_Task goal_.
Convert the listing below into a Markdown table with the columns Row and Line, numbering each row and leaving out blank lines. Begin at the first line of the listing and stop after the line that contains "product-label: KING QUILT".

─── Given information ───

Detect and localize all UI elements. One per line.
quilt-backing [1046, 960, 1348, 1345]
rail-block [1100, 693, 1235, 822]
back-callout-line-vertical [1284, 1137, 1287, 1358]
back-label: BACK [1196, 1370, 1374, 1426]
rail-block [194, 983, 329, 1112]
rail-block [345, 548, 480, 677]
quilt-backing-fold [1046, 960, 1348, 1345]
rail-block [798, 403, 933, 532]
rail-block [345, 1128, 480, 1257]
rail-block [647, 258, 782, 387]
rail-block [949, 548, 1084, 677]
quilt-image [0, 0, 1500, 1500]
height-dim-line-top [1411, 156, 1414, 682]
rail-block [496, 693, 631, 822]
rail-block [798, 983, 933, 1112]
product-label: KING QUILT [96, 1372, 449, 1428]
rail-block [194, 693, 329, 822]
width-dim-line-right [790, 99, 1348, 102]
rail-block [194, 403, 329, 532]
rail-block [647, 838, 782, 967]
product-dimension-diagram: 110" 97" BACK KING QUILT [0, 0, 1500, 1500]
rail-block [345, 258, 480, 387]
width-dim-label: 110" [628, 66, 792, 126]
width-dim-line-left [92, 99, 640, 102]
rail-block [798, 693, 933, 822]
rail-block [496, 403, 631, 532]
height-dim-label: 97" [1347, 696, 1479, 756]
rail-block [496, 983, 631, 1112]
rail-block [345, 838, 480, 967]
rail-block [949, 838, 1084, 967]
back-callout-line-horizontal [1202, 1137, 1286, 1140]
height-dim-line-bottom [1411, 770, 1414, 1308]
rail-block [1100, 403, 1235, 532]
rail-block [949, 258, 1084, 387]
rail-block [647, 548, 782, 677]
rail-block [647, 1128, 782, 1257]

───

_Task output_.
| Row | Line |
|---|---|
| 1 | Detect and localize all UI elements. One per line. |
| 2 | quilt-backing [1046, 960, 1348, 1345] |
| 3 | rail-block [1100, 693, 1235, 822] |
| 4 | back-callout-line-vertical [1284, 1137, 1287, 1358] |
| 5 | back-label: BACK [1196, 1370, 1374, 1426] |
| 6 | rail-block [194, 983, 329, 1112] |
| 7 | rail-block [345, 548, 480, 677] |
| 8 | quilt-backing-fold [1046, 960, 1348, 1345] |
| 9 | rail-block [798, 403, 933, 532] |
| 10 | rail-block [345, 1128, 480, 1257] |
| 11 | rail-block [647, 258, 782, 387] |
| 12 | rail-block [949, 548, 1084, 677] |
| 13 | quilt-image [0, 0, 1500, 1500] |
| 14 | height-dim-line-top [1411, 156, 1414, 682] |
| 15 | rail-block [496, 693, 631, 822] |
| 16 | rail-block [798, 983, 933, 1112] |
| 17 | product-label: KING QUILT [96, 1372, 449, 1428] |